- **TASK PROMPT**: Where a line holds the word "Comissão", copy that line.

- **DATASET**:

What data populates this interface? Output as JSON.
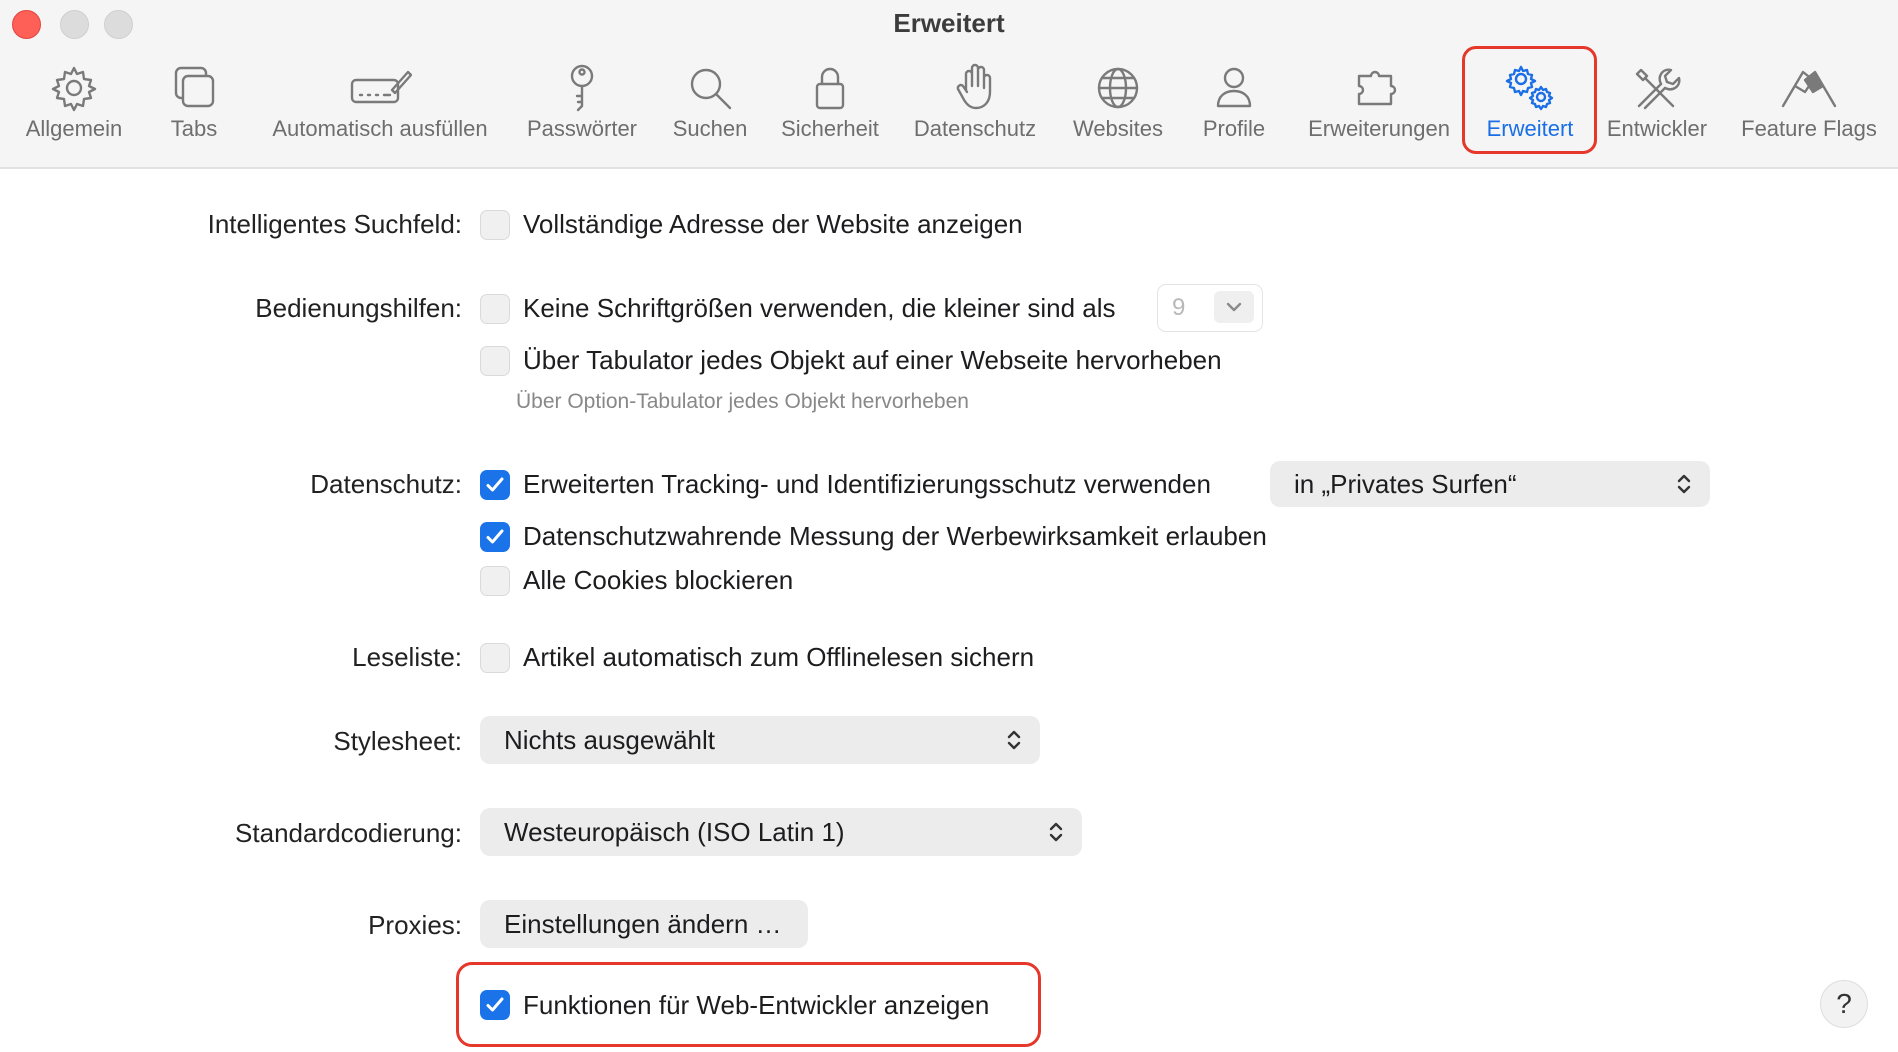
{
  "window": {
    "title": "Erweitert"
  },
  "toolbar": {
    "tabs": [
      {
        "label": "Allgemein",
        "icon": "gear-icon"
      },
      {
        "label": "Tabs",
        "icon": "tabs-icon"
      },
      {
        "label": "Automatisch ausfüllen",
        "icon": "autofill-icon"
      },
      {
        "label": "Passwörter",
        "icon": "key-icon"
      },
      {
        "label": "Suchen",
        "icon": "magnifier-icon"
      },
      {
        "label": "Sicherheit",
        "icon": "lock-icon"
      },
      {
        "label": "Datenschutz",
        "icon": "hand-icon"
      },
      {
        "label": "Websites",
        "icon": "globe-icon"
      },
      {
        "label": "Profile",
        "icon": "person-icon"
      },
      {
        "label": "Erweiterungen",
        "icon": "puzzle-icon"
      },
      {
        "label": "Erweitert",
        "icon": "gears-icon",
        "active": true
      },
      {
        "label": "Entwickler",
        "icon": "tools-icon"
      },
      {
        "label": "Feature Flags",
        "icon": "flags-icon"
      }
    ],
    "accent_color": "#1a6fe6",
    "highlight_color": "#e5372a"
  },
  "settings": {
    "smart_search": {
      "label": "Intelligentes Suchfeld:",
      "option": "Vollständige Adresse der Website anzeigen",
      "checked": false
    },
    "accessibility": {
      "label": "Bedienungshilfen:",
      "min_font_option": "Keine Schriftgrößen verwenden, die kleiner sind als",
      "min_font_checked": false,
      "min_font_value": "9",
      "tab_option": "Über Tabulator jedes Objekt auf einer Webseite hervorheben",
      "tab_checked": false,
      "tab_hint": "Über Option-Tabulator jedes Objekt hervorheben"
    },
    "privacy": {
      "label": "Datenschutz:",
      "tracking_option": "Erweiterten Tracking- und Identifizierungsschutz verwenden",
      "tracking_checked": true,
      "tracking_select": "in „Privates Surfen“",
      "ad_option": "Datenschutzwahrende Messung der Werbewirksamkeit erlauben",
      "ad_checked": true,
      "cookies_option": "Alle Cookies blockieren",
      "cookies_checked": false
    },
    "reading_list": {
      "label": "Leseliste:",
      "option": "Artikel automatisch zum Offlinelesen sichern",
      "checked": false
    },
    "stylesheet": {
      "label": "Stylesheet:",
      "value": "Nichts ausgewählt"
    },
    "encoding": {
      "label": "Standardcodierung:",
      "value": "Westeuropäisch (ISO Latin 1)"
    },
    "proxies": {
      "label": "Proxies:",
      "button": "Einstellungen ändern …"
    },
    "developer": {
      "option": "Funktionen für Web-Entwickler anzeigen",
      "checked": true
    }
  },
  "help": {
    "label": "?"
  }
}
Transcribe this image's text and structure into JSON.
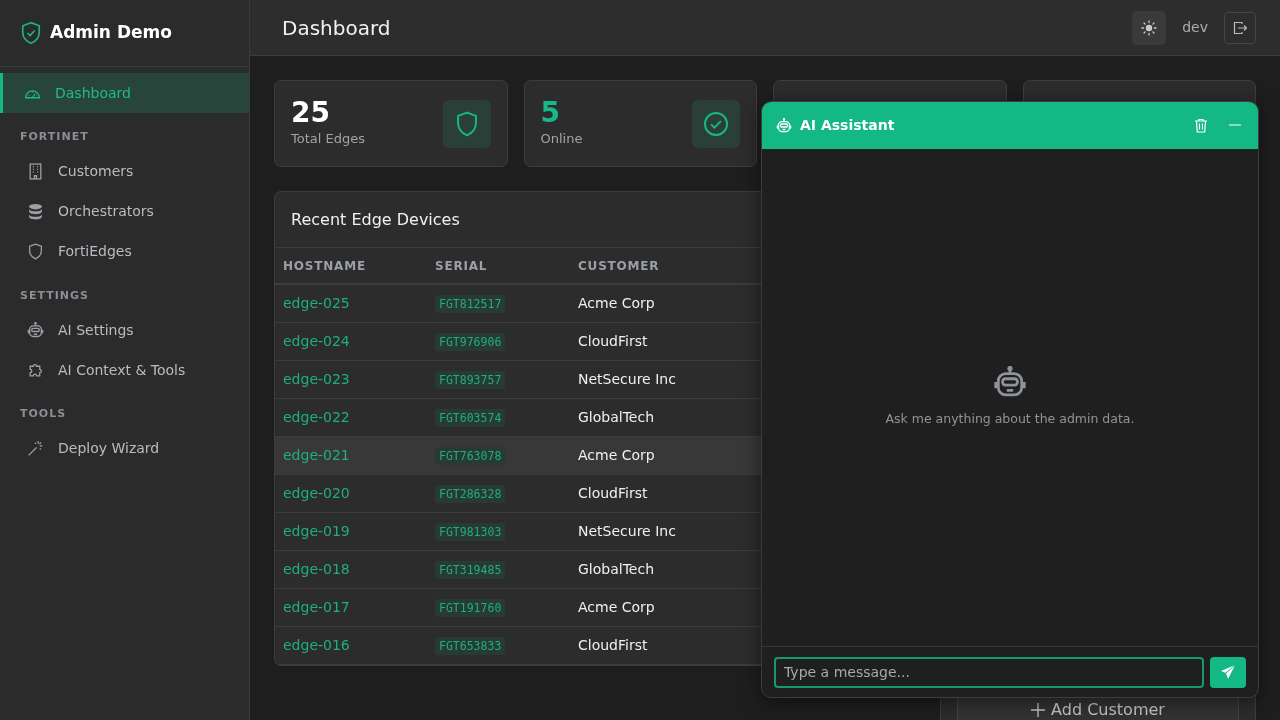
{
  "brand": {
    "title": "Admin Demo"
  },
  "sidebar": {
    "sections": [
      {
        "items": [
          {
            "label": "Dashboard",
            "selected": true
          }
        ]
      },
      {
        "heading": "FORTINET",
        "items": [
          {
            "label": "Customers",
            "selected": false
          },
          {
            "label": "Orchestrators",
            "selected": false
          },
          {
            "label": "FortiEdges",
            "selected": false
          }
        ]
      },
      {
        "heading": "SETTINGS",
        "items": [
          {
            "label": "AI Settings",
            "selected": false
          },
          {
            "label": "AI Context & Tools",
            "selected": false
          }
        ]
      },
      {
        "heading": "TOOLS",
        "items": [
          {
            "label": "Deploy Wizard",
            "selected": false
          }
        ]
      }
    ]
  },
  "header": {
    "title": "Dashboard",
    "user": "dev"
  },
  "stats": [
    {
      "value": "25",
      "label": "Total Edges",
      "accent": false
    },
    {
      "value": "5",
      "label": "Online",
      "accent": true
    }
  ],
  "table": {
    "title": "Recent Edge Devices",
    "columns": [
      "HOSTNAME",
      "SERIAL",
      "CUSTOMER"
    ],
    "rows": [
      {
        "hostname": "edge-025",
        "serial": "FGT812517",
        "customer": "Acme Corp",
        "selected": false
      },
      {
        "hostname": "edge-024",
        "serial": "FGT976906",
        "customer": "CloudFirst",
        "selected": false
      },
      {
        "hostname": "edge-023",
        "serial": "FGT893757",
        "customer": "NetSecure Inc",
        "selected": false
      },
      {
        "hostname": "edge-022",
        "serial": "FGT603574",
        "customer": "GlobalTech",
        "selected": false
      },
      {
        "hostname": "edge-021",
        "serial": "FGT763078",
        "customer": "Acme Corp",
        "selected": true
      },
      {
        "hostname": "edge-020",
        "serial": "FGT286328",
        "customer": "CloudFirst",
        "selected": false
      },
      {
        "hostname": "edge-019",
        "serial": "FGT981303",
        "customer": "NetSecure Inc",
        "selected": false
      },
      {
        "hostname": "edge-018",
        "serial": "FGT319485",
        "customer": "GlobalTech",
        "selected": false
      },
      {
        "hostname": "edge-017",
        "serial": "FGT191760",
        "customer": "Acme Corp",
        "selected": false
      },
      {
        "hostname": "edge-016",
        "serial": "FGT653833",
        "customer": "CloudFirst",
        "selected": false
      }
    ]
  },
  "side_card": {
    "button": "Add Customer"
  },
  "assistant": {
    "title": "AI Assistant",
    "empty_text": "Ask me anything about the admin data.",
    "placeholder": "Type a message..."
  }
}
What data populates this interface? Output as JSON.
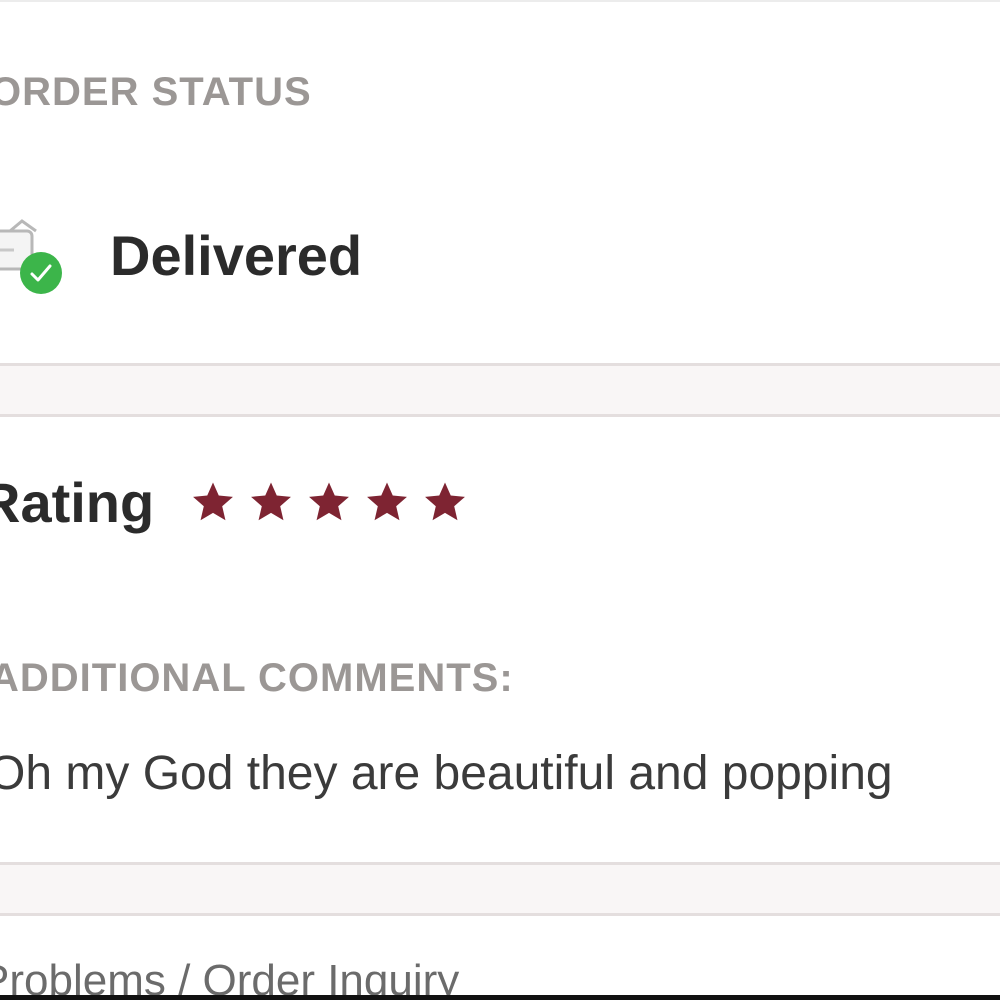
{
  "order_status": {
    "section_label": "ORDER STATUS",
    "status_text": "Delivered",
    "status_icon": "delivery-truck-check-icon",
    "check_color": "#3cb54a"
  },
  "rating": {
    "label": "Rating",
    "stars": 5,
    "max_stars": 5,
    "star_color": "#7e2432"
  },
  "comments": {
    "section_label": "ADDITIONAL COMMENTS:",
    "text": "Oh my God they are beautiful and popping"
  },
  "footer": {
    "link_text": "Problems / Order Inquiry"
  }
}
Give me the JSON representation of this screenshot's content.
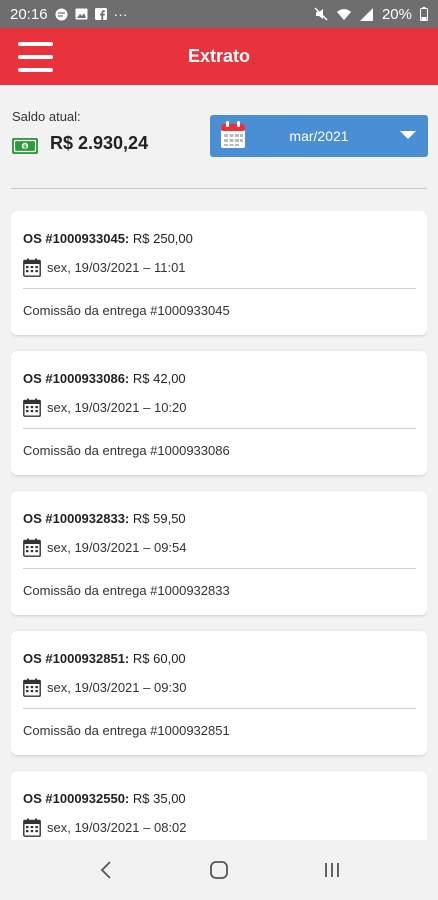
{
  "status_bar": {
    "time": "20:16",
    "more": "···",
    "battery": "20%"
  },
  "header": {
    "title": "Extrato"
  },
  "balance": {
    "label": "Saldo atual:",
    "value": "R$ 2.930,24"
  },
  "month_picker": {
    "selected": "mar/2021"
  },
  "entries": [
    {
      "os": "OS #1000933045:",
      "amount": "R$ 250,00",
      "date": "sex, 19/03/2021 – 11:01",
      "description": "Comissão da entrega #1000933045"
    },
    {
      "os": "OS #1000933086:",
      "amount": "R$ 42,00",
      "date": "sex, 19/03/2021 – 10:20",
      "description": "Comissão da entrega #1000933086"
    },
    {
      "os": "OS #1000932833:",
      "amount": "R$ 59,50",
      "date": "sex, 19/03/2021 – 09:54",
      "description": "Comissão da entrega #1000932833"
    },
    {
      "os": "OS #1000932851:",
      "amount": "R$ 60,00",
      "date": "sex, 19/03/2021 – 09:30",
      "description": "Comissão da entrega #1000932851"
    },
    {
      "os": "OS #1000932550:",
      "amount": "R$ 35,00",
      "date": "sex, 19/03/2021 – 08:02",
      "description": ""
    }
  ],
  "colors": {
    "header": "#e8323c",
    "picker": "#4a8fd4",
    "money": "#2e9a3b"
  },
  "icons": {
    "menu": "hamburger-menu-icon",
    "calendar": "calendar-icon",
    "money": "money-bill-icon",
    "dropdown": "caret-down-icon",
    "back": "back-icon",
    "home": "home-icon",
    "recents": "recents-icon"
  }
}
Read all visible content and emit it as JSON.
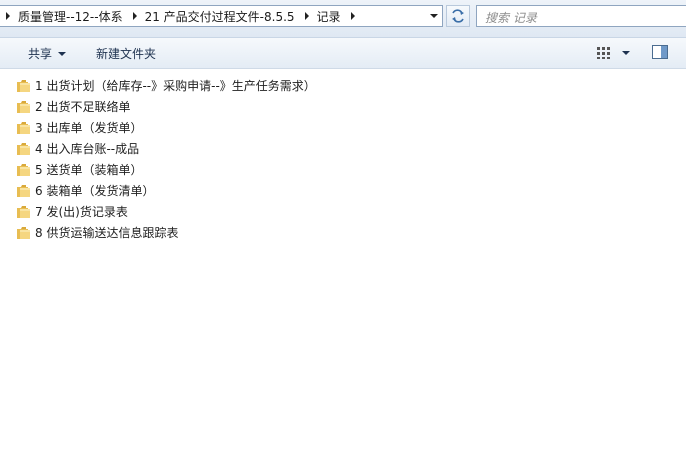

- **PROBLEM SOLUTION**:
      "description": "Comissão da entrega #1000933045"
      "description": "Comissão da entrega #1000933086"
      "description": "Comissão da entrega #1000932833"
      "description": "Comissão da entrega #1000932851"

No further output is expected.